## Passage

Wagner, Siegfried at the Stockholm Royal Opera, 16.09.2006 (GF)


Sets and Costumes: Bente Lykke Møller

Lighting: Torben Lendorph

Dramaturge: Stefan Johansson

Direction: Staffan Valdemar Holm

 

 

Siegfried: Lars Cleveman (tenor)

Mime: Niklas Björling Rygert (tenor)

Der Wanderer (Wotan): Terje Stensvold (bass-baritone)

Alberich: Ketil Gugaas (bass)

Fafner: Lennart Forsén (bass)

Waldvogel: Marianne Hellgren-Staykov (soprano)

Erda: Anna Larsson (contralto)

Brünnhilde: Katarina Dalayman (soprano)

 

 

The Royal Opera Orchestra/Gregor Bühl

Siegfried’s horn signal: Annamia Eriksson (French horn)

 

 

 

After the first two, highly successful instalments in the new Stockholm Ring cycle, one expected great things from Siegfried, and on the whole expectations were fulfilled. Consistent with the general concept even this outdoor opera is set in closed rooms, where contact with the outer world is created through windows. This most comical of the Ring operas – more than one commentator has named it the scherzo, if the whole cycle is regarded as a four movement symphony – is given a touch of absurdism that is in line with the quite absurd characters and events that Wagner has assembled here. Dramaturge Stefan Johansson calls it a satyr play – whatever the terminology it is a great macabre. Just think of the characters: the evil, neurotic Mime, his likewise evil and greedy brother Alberich, the power-hungry Wotan, who has officially taken time out from his leadership of Walhalla but is still trying to manipulate the world, the evil protector of the stolen Rhinegold, Fafner, turned into a frightening dragon and the “hero”, young Siegfried, here more than usual given an image of a violent hot-head, feeling no fear but neither being capable of empathy. Stefan Johansson labels him “hooligan” and to be sure I have never quite been able to understand Wagner’s ideology behind glorifying this unsympathetic youngster. All right, at the very end of the opera, in one of the most magic of love scenes, he learns through Brünnhilde what fear is and maybe Wagner, who probably sees himself in this hotspur, wants to show how even the roughest of stones can be polished through experience. Be that as it may, but the blatant anti-Semitism that is also part and parcel of this story, is even harder to stomach and especially the greedy Alberich is also given a very Shylockian look in this production.

## Required task 1
In the Siegfried review, copy word for word the part from "Alberich: Ketil Gugaas" up to and including "Katarina Dalayman (soprano)".
## Required task 2
Answer these questions from the Siegfried review:
(a) Who is credited with the direction?
(b) What voice type is given for Anna Larsson?
(c) What does dramaturge Stefan Johansson call the opera?

## Data provided

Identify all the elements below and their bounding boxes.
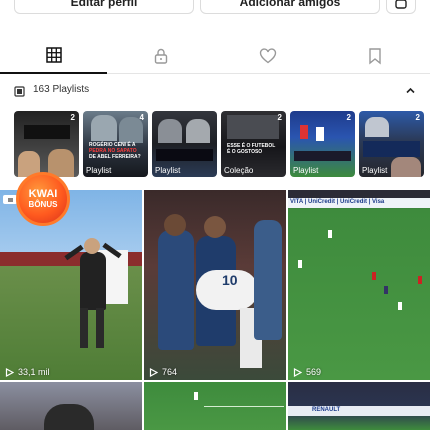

## Exercise answer 1
Alberich: Ketil Gugaas (bass)

Fafner: Lennart Forsén (bass)

Waldvogel: Marianne Hellgren-Staykov (soprano)

Erda: Anna Larsson (contralto)

Brünnhilde: Katarina Dalayman (soprano)

## Exercise answer 2
(a) Staffan Valdemar Holm
(b) Contralto
(c) A satyr play